▸ Problem details
Skip the pictures and quote all of the lines exactly.

▸ Listing
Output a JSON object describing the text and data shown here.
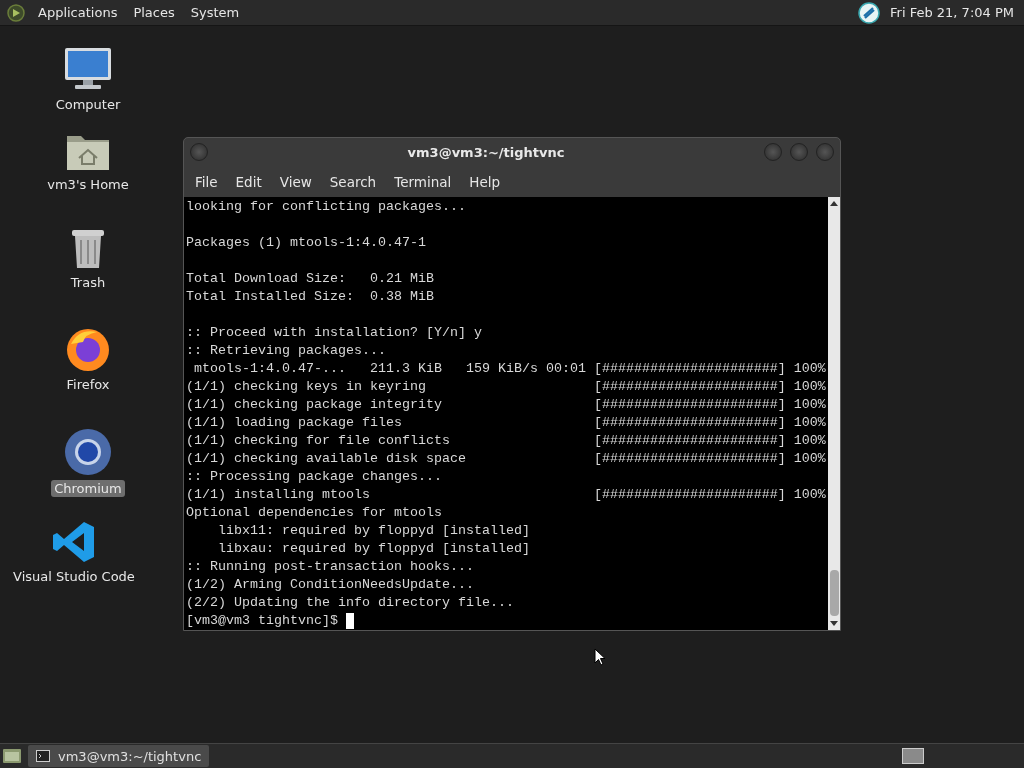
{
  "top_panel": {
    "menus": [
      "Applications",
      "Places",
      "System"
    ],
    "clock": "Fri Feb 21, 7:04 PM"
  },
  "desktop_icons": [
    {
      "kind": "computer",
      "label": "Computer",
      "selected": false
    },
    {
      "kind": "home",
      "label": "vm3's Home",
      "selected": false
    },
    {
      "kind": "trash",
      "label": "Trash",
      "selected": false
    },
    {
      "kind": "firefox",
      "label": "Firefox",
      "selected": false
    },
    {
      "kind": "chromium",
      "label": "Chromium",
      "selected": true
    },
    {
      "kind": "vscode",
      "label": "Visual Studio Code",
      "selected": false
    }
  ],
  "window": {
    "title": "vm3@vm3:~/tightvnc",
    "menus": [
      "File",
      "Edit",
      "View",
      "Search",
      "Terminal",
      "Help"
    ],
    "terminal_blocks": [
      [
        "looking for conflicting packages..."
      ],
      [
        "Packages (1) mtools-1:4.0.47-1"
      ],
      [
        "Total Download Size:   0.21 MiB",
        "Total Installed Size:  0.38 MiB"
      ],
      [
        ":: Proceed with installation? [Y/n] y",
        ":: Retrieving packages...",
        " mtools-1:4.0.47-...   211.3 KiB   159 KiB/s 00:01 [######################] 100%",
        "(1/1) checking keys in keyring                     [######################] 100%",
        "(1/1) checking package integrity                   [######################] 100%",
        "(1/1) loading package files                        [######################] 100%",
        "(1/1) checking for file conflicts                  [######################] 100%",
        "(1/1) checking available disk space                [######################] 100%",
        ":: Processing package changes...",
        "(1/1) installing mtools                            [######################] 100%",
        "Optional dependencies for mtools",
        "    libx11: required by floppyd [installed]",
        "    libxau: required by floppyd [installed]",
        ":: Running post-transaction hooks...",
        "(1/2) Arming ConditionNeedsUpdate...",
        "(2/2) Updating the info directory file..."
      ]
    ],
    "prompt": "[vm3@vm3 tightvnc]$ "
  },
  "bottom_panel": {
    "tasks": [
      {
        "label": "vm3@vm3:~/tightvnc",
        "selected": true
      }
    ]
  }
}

▸ Solved problem
Output a JSON object describing the text and data shown here.
{
  "top_panel": {
    "menus": [
      "Applications",
      "Places",
      "System"
    ],
    "clock": "Fri Feb 21, 7:04 PM"
  },
  "desktop_icons": [
    {
      "kind": "computer",
      "label": "Computer",
      "selected": false
    },
    {
      "kind": "home",
      "label": "vm3's Home",
      "selected": false
    },
    {
      "kind": "trash",
      "label": "Trash",
      "selected": false
    },
    {
      "kind": "firefox",
      "label": "Firefox",
      "selected": false
    },
    {
      "kind": "chromium",
      "label": "Chromium",
      "selected": true
    },
    {
      "kind": "vscode",
      "label": "Visual Studio Code",
      "selected": false
    }
  ],
  "window": {
    "title": "vm3@vm3:~/tightvnc",
    "menus": [
      "File",
      "Edit",
      "View",
      "Search",
      "Terminal",
      "Help"
    ],
    "terminal_blocks": [
      [
        "looking for conflicting packages..."
      ],
      [
        "Packages (1) mtools-1:4.0.47-1"
      ],
      [
        "Total Download Size:   0.21 MiB",
        "Total Installed Size:  0.38 MiB"
      ],
      [
        ":: Proceed with installation? [Y/n] y",
        ":: Retrieving packages...",
        " mtools-1:4.0.47-...   211.3 KiB   159 KiB/s 00:01 [######################] 100%",
        "(1/1) checking keys in keyring                     [######################] 100%",
        "(1/1) checking package integrity                   [######################] 100%",
        "(1/1) loading package files                        [######################] 100%",
        "(1/1) checking for file conflicts                  [######################] 100%",
        "(1/1) checking available disk space                [######################] 100%",
        ":: Processing package changes...",
        "(1/1) installing mtools                            [######################] 100%",
        "Optional dependencies for mtools",
        "    libx11: required by floppyd [installed]",
        "    libxau: required by floppyd [installed]",
        ":: Running post-transaction hooks...",
        "(1/2) Arming ConditionNeedsUpdate...",
        "(2/2) Updating the info directory file..."
      ]
    ],
    "prompt": "[vm3@vm3 tightvnc]$ "
  },
  "bottom_panel": {
    "tasks": [
      {
        "label": "vm3@vm3:~/tightvnc",
        "selected": true
      }
    ]
  }
}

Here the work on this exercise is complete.